— Begin Stored data —
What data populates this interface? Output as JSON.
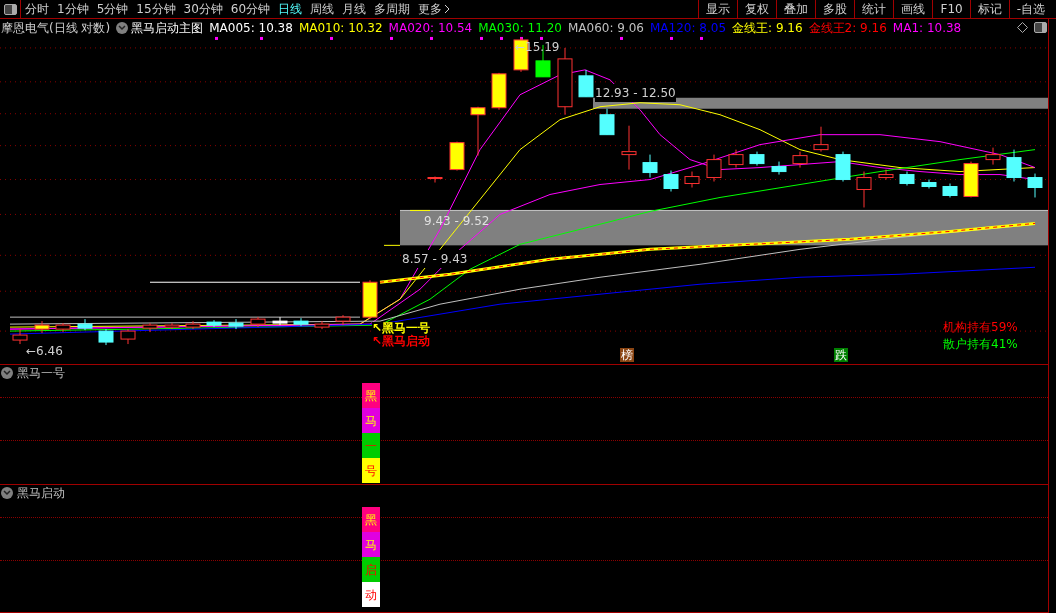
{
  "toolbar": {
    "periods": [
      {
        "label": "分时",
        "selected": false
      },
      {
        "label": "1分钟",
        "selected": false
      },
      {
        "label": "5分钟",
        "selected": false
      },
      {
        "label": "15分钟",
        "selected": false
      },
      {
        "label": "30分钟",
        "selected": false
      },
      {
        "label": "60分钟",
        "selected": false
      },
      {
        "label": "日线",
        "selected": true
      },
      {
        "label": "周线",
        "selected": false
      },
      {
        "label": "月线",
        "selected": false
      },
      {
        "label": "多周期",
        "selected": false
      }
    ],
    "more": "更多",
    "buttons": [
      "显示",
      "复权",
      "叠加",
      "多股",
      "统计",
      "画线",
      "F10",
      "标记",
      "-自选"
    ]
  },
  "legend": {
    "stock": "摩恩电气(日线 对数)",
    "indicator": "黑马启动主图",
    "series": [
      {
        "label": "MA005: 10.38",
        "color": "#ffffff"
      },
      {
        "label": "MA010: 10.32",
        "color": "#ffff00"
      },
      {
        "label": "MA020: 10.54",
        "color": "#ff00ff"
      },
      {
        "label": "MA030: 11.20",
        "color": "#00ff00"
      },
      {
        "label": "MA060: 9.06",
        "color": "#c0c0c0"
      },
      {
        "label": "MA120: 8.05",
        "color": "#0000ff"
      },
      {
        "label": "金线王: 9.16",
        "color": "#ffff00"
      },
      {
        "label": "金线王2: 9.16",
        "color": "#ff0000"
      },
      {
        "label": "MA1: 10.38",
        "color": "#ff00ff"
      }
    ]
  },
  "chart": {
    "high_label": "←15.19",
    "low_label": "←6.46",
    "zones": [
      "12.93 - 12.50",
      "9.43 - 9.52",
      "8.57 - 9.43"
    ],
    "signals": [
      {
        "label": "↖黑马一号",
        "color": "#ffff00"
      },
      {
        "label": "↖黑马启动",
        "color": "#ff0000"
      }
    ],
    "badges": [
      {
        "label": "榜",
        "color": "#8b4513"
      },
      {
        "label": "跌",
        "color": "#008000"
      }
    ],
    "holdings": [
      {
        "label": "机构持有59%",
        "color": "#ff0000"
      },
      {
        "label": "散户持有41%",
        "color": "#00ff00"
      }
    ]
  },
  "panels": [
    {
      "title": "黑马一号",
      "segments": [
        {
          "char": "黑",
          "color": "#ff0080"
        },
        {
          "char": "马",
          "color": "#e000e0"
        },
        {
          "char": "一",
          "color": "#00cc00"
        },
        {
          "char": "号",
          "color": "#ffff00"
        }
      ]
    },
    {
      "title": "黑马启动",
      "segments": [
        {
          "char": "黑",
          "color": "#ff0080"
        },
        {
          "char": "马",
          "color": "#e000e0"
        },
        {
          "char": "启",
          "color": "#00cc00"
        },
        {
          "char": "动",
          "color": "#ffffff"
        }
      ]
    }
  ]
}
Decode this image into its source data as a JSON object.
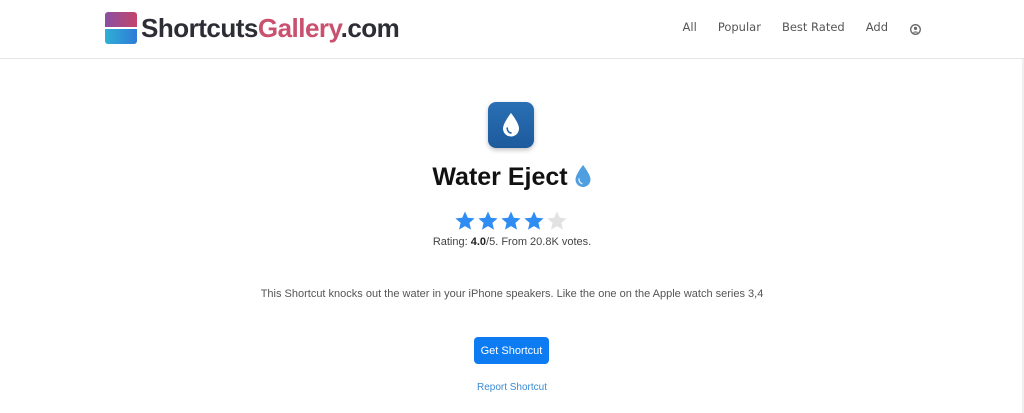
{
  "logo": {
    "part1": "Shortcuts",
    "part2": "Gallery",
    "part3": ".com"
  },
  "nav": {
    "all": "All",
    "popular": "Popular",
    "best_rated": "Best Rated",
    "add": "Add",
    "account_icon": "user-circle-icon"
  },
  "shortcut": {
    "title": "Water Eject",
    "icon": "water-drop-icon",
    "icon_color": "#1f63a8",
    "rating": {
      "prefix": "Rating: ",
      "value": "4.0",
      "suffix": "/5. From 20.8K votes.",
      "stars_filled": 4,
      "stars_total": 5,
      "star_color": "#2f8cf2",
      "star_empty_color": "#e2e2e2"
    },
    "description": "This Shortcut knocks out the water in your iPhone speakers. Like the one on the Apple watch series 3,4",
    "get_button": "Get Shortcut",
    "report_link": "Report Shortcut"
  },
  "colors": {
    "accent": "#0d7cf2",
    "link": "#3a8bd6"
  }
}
— End Stored data —
— Begin Stored data —
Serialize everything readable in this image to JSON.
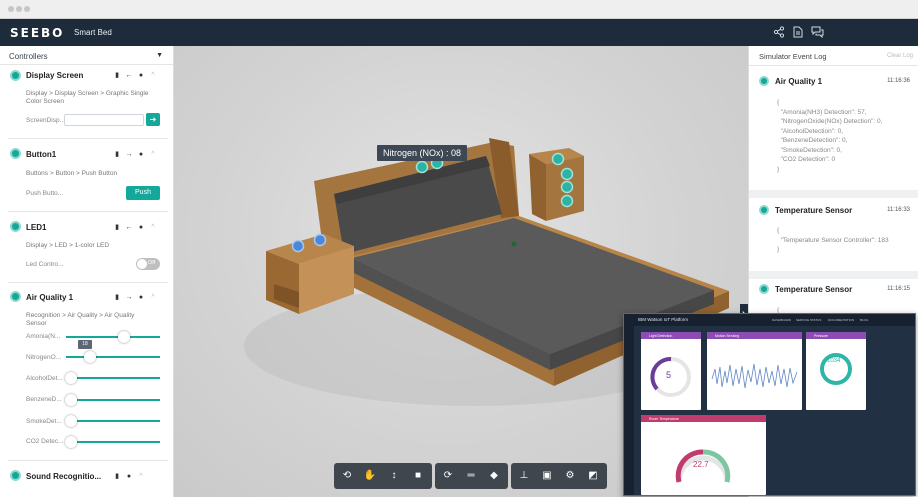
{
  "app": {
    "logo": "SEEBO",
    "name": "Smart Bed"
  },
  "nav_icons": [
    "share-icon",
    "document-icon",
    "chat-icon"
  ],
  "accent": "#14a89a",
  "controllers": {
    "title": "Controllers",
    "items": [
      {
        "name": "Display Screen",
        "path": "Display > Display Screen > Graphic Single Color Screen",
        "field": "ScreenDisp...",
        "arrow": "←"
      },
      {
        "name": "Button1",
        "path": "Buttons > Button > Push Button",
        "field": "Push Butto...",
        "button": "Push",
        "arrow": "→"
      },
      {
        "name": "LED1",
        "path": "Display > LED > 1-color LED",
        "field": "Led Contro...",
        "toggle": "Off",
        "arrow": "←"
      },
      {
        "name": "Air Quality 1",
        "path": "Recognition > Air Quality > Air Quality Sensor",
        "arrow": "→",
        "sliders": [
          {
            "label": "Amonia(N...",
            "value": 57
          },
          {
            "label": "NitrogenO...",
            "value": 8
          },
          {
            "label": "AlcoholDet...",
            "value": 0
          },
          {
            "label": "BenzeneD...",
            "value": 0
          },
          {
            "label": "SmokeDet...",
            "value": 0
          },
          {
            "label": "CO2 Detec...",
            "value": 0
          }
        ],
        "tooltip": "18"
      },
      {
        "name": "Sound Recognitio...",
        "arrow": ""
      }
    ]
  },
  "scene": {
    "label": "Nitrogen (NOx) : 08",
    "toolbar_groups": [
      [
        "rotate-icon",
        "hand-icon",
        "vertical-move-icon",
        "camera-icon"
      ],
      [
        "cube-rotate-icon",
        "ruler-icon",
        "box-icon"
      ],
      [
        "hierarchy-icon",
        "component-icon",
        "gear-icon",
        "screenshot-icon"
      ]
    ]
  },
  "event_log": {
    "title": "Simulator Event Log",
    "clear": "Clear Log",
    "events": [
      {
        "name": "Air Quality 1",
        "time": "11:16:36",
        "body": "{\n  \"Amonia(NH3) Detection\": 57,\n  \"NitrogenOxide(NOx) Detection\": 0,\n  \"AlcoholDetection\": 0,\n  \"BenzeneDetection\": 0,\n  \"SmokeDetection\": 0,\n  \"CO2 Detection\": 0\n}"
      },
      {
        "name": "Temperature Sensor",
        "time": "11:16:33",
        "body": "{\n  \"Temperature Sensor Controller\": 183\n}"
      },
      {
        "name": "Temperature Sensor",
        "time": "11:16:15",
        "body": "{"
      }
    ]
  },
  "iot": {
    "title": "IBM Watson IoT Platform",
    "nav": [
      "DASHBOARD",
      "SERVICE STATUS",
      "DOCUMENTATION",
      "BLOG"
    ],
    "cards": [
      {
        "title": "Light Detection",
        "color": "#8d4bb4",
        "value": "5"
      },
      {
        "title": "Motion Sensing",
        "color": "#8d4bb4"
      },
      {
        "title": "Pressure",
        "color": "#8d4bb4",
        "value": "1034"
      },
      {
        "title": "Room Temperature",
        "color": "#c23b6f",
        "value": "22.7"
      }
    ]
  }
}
— End Stored data —
Requirements = Copy every single line of the material above that holds "series".

Task answer =
    "series": [
    "description": "This Shortcut knocks out the water in your iPhone speakers. Like the one on the Apple watch series 3,4",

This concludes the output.